* start *
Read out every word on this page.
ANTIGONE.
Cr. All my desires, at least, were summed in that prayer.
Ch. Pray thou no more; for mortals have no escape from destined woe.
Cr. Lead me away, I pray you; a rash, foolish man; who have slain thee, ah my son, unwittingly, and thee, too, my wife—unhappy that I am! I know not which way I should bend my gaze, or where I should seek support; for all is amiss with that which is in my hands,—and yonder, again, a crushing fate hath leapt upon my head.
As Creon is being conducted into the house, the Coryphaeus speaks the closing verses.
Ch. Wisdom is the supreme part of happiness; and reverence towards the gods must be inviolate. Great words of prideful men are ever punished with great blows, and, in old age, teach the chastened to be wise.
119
* end *
■ **Aim**:
Go through the material above line by line and copy it exactly.

■ **Finished exercise**:
Read out every word on this page.
ANTIGONE.
Cr. All my desires, at least, were summed in that prayer.
Ch. Pray thou no more; for mortals have no escape from destined woe.
Cr. Lead me away, I pray you; a rash, foolish man; who have slain thee, ah my son, unwittingly, and thee, too, my wife—unhappy that I am! I know not which way I should bend my gaze, or where I should seek support; for all is amiss with that which is in my hands,—and yonder, again, a crushing fate hath leapt upon my head.
As Creon is being conducted into the house, the Coryphaeus speaks the closing verses.
Ch. Wisdom is the supreme part of happiness; and reverence towards the gods must be inviolate. Great words of prideful men are ever punished with great blows, and, in old age, teach the chastened to be wise.
119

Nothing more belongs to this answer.